> _Materials provided_:
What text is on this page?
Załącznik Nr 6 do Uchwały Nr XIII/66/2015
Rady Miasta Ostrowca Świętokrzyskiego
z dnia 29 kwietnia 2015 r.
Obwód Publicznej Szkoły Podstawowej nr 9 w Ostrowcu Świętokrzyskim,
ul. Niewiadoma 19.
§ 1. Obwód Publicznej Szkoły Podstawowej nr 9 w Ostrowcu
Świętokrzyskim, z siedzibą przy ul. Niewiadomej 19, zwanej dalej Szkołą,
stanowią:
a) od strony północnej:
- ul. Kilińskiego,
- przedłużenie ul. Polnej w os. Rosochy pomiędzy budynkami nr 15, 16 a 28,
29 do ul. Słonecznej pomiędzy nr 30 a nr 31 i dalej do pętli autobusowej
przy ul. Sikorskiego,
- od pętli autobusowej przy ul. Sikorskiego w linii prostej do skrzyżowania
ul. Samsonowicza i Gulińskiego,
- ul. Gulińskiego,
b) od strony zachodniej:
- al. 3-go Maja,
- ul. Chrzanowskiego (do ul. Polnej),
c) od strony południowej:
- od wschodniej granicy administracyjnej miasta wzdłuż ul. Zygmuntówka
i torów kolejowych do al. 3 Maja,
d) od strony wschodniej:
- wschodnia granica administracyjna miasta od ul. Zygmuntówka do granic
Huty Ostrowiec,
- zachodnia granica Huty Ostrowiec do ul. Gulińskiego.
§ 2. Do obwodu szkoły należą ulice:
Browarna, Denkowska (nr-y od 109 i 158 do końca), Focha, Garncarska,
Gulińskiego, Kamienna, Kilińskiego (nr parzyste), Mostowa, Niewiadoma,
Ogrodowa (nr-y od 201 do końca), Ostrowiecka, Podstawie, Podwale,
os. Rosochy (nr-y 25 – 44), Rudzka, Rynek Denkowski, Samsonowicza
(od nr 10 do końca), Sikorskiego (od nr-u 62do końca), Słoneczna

> _Written exercise_: Every line above that contains the word "Obwód" should be reported.

> _Final answer_:
Obwód Publicznej Szkoły Podstawowej nr 9 w Ostrowcu Świętokrzyskim,
§ 1. Obwód Publicznej Szkoły Podstawowej nr 9 w Ostrowcu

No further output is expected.